[Chart and figure data]
-- begin --
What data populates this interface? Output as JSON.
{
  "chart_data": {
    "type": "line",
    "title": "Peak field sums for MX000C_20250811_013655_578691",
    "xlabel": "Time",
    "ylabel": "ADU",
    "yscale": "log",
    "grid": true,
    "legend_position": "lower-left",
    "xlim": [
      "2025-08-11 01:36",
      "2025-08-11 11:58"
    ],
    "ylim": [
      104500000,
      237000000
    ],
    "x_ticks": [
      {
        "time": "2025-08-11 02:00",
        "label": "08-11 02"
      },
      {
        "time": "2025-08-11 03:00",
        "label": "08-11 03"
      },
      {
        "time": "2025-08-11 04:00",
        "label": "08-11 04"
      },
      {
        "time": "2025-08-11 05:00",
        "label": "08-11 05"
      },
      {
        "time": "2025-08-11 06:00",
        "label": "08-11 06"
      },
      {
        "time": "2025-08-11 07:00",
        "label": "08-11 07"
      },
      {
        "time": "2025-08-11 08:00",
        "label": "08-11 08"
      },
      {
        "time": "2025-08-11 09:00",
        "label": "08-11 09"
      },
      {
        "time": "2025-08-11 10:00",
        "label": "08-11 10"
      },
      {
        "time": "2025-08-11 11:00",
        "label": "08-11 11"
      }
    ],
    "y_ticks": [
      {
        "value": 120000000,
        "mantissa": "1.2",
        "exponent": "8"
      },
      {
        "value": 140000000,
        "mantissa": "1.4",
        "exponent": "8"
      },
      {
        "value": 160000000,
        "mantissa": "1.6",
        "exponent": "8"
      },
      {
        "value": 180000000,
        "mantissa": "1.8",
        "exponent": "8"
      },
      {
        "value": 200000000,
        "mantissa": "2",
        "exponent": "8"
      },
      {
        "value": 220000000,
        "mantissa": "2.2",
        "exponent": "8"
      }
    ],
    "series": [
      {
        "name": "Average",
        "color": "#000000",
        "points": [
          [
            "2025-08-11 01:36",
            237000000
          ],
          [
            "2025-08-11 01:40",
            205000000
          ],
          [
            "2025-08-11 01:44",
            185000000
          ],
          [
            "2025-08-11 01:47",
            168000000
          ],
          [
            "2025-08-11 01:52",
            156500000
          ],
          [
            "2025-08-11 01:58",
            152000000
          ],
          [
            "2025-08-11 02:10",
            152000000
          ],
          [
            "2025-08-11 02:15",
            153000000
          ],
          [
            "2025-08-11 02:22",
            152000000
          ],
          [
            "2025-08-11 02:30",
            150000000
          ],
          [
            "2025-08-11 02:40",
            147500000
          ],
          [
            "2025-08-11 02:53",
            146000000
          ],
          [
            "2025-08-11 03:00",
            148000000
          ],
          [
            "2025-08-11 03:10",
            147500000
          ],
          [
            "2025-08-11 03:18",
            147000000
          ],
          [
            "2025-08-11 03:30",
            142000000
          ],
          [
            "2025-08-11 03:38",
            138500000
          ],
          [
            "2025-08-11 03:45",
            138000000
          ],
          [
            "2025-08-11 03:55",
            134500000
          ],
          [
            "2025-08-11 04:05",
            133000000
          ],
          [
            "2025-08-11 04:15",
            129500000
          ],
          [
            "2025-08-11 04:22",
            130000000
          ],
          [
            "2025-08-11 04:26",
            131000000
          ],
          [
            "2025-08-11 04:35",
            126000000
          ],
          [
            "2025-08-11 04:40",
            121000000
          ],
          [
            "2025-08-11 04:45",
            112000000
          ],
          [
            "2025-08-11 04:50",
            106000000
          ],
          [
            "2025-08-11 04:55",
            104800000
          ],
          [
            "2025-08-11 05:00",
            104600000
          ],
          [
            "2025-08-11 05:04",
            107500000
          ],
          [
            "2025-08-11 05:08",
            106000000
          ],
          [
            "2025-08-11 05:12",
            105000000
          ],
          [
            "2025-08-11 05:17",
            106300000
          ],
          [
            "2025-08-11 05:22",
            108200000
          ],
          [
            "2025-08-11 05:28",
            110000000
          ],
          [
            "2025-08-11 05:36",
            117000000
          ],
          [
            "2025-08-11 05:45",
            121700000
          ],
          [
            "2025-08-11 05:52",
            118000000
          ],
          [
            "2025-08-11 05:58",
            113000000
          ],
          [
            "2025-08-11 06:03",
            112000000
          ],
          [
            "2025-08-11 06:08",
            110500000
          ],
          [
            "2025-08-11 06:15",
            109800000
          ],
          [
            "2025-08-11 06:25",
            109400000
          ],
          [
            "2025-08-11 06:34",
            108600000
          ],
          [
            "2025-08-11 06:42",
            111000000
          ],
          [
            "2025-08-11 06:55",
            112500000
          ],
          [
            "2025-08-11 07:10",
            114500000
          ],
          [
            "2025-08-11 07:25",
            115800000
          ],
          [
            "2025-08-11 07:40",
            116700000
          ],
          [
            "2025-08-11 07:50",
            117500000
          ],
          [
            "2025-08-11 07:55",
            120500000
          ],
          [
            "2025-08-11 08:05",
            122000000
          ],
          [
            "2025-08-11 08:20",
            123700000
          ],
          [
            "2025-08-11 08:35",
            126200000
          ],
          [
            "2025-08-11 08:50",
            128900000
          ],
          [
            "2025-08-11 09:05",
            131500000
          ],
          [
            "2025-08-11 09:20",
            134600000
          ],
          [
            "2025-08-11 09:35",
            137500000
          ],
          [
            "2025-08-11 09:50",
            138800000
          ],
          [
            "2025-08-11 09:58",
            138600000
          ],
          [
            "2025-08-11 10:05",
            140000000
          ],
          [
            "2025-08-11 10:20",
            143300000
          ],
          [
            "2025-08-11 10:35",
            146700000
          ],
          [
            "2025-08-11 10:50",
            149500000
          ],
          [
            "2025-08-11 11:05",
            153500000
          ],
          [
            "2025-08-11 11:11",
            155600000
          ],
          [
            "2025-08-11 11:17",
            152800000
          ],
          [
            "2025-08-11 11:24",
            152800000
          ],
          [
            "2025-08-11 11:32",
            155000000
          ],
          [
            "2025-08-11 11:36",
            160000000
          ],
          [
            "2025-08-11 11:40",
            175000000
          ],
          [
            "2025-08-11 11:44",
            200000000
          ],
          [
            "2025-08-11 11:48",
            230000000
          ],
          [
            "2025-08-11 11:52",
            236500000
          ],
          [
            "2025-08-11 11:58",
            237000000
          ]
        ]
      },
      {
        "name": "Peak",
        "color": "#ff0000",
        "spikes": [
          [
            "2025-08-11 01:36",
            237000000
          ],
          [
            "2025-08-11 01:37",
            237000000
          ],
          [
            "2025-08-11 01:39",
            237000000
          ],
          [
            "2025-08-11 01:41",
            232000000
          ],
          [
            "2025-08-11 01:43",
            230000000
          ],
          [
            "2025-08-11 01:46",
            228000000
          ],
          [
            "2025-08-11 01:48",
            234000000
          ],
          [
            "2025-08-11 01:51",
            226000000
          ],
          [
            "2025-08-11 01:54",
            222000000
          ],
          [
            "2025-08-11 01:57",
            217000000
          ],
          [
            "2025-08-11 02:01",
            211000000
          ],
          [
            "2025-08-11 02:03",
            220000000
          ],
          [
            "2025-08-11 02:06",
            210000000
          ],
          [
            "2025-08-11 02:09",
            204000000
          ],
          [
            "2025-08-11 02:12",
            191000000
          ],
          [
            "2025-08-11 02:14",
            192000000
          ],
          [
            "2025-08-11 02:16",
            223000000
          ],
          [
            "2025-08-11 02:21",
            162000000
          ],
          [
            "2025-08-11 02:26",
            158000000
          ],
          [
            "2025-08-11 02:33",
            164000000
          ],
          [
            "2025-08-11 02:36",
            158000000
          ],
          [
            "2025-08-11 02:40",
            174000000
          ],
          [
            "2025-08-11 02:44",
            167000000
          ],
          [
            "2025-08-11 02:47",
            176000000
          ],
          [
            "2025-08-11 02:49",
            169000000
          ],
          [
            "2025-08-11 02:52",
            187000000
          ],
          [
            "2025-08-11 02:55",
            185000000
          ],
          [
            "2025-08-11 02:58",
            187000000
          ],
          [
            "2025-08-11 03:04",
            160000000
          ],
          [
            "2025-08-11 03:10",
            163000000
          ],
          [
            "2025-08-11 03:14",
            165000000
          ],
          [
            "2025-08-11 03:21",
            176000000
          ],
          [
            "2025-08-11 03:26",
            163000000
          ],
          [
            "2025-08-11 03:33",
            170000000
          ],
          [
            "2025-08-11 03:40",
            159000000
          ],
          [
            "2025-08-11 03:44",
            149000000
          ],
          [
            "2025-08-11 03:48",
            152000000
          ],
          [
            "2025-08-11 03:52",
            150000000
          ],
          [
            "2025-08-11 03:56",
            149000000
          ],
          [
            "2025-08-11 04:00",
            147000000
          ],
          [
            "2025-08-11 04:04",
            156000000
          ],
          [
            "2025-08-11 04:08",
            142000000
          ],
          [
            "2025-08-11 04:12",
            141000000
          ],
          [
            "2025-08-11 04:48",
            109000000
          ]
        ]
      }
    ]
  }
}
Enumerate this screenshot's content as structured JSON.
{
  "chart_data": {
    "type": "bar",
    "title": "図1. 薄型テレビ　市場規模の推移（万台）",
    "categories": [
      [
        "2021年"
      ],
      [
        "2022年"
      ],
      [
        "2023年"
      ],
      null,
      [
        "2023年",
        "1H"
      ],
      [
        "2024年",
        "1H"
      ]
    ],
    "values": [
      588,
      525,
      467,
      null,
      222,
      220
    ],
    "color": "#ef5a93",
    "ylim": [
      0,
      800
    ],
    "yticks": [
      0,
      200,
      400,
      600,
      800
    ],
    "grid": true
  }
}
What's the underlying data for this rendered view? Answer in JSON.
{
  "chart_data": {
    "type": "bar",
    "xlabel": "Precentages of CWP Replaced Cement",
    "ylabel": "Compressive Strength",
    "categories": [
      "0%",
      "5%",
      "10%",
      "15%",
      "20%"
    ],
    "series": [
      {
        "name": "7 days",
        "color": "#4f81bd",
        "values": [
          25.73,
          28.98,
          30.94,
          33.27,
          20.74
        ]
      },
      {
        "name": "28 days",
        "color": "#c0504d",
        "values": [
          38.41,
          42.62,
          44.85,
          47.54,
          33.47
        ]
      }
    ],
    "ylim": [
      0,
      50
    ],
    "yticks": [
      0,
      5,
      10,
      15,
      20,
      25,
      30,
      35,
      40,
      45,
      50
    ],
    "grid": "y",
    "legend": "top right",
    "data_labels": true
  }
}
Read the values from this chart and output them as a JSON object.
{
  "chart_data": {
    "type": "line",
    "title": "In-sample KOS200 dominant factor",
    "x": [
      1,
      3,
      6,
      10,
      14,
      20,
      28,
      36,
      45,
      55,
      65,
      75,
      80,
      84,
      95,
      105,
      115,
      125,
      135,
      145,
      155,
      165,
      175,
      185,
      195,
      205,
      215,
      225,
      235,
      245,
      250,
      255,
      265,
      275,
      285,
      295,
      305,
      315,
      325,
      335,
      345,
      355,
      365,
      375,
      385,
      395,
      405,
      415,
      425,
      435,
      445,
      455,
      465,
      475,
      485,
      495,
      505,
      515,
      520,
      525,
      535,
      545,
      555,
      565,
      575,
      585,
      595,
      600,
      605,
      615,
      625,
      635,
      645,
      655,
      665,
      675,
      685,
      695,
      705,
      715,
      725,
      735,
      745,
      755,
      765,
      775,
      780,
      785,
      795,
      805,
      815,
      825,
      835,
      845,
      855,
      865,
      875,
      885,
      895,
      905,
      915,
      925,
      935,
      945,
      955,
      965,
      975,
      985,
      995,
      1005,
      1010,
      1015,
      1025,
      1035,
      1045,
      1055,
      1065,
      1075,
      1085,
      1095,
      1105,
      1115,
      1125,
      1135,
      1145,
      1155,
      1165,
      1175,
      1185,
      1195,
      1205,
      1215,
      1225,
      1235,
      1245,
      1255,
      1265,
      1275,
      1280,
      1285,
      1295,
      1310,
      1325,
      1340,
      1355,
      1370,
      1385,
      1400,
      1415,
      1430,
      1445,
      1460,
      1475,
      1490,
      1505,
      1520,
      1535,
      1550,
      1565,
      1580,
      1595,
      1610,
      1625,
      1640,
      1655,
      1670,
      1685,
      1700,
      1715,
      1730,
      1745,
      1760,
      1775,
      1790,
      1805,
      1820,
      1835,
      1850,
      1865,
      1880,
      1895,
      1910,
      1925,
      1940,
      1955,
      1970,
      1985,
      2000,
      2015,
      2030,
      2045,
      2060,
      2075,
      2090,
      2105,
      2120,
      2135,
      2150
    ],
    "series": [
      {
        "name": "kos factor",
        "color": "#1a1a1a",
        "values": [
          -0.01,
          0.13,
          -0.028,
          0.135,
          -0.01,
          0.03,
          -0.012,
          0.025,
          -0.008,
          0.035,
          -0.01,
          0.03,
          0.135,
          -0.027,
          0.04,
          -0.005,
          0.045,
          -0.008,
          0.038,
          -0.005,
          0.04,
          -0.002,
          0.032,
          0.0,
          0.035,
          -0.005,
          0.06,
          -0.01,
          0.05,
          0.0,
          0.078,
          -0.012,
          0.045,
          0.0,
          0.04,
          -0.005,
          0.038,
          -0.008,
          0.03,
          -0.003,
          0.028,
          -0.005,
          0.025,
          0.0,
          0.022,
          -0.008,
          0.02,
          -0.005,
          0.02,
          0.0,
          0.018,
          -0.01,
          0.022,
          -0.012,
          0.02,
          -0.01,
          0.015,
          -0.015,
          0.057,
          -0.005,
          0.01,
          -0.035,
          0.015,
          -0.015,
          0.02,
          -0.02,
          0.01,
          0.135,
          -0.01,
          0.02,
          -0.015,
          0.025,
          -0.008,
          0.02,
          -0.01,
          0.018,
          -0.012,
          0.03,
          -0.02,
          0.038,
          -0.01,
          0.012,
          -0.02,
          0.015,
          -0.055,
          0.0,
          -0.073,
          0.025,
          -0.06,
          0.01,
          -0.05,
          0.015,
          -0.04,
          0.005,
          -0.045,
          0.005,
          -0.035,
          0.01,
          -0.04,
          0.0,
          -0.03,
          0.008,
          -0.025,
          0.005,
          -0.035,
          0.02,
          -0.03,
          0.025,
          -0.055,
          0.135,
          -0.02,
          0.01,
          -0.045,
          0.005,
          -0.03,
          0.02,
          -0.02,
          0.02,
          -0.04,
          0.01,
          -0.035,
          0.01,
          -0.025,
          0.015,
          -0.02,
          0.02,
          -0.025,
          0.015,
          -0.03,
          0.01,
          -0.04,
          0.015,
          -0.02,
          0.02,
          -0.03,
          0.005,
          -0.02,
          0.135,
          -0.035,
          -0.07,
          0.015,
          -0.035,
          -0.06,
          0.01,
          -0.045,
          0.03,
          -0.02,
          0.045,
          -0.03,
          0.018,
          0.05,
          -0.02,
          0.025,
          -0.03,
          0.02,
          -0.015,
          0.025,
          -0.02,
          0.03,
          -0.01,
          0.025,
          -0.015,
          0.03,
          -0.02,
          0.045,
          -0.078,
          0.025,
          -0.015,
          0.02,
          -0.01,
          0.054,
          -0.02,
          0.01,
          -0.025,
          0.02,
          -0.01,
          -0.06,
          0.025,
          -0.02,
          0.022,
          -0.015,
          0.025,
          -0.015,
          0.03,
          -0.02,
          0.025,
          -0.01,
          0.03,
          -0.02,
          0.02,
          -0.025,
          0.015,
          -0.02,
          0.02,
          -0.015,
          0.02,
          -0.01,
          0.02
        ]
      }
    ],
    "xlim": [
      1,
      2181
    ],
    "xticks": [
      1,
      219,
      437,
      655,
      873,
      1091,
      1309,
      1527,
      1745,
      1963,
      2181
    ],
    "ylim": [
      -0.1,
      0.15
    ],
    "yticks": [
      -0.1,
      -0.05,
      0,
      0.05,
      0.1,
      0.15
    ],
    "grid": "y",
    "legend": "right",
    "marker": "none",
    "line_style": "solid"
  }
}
-- end --
§ **OBJECTIVE**
Of the lines in the listing above, how many hold the string "name"? Reply with the number only.

§ **ANSWER TO THIS EXERCISE**
5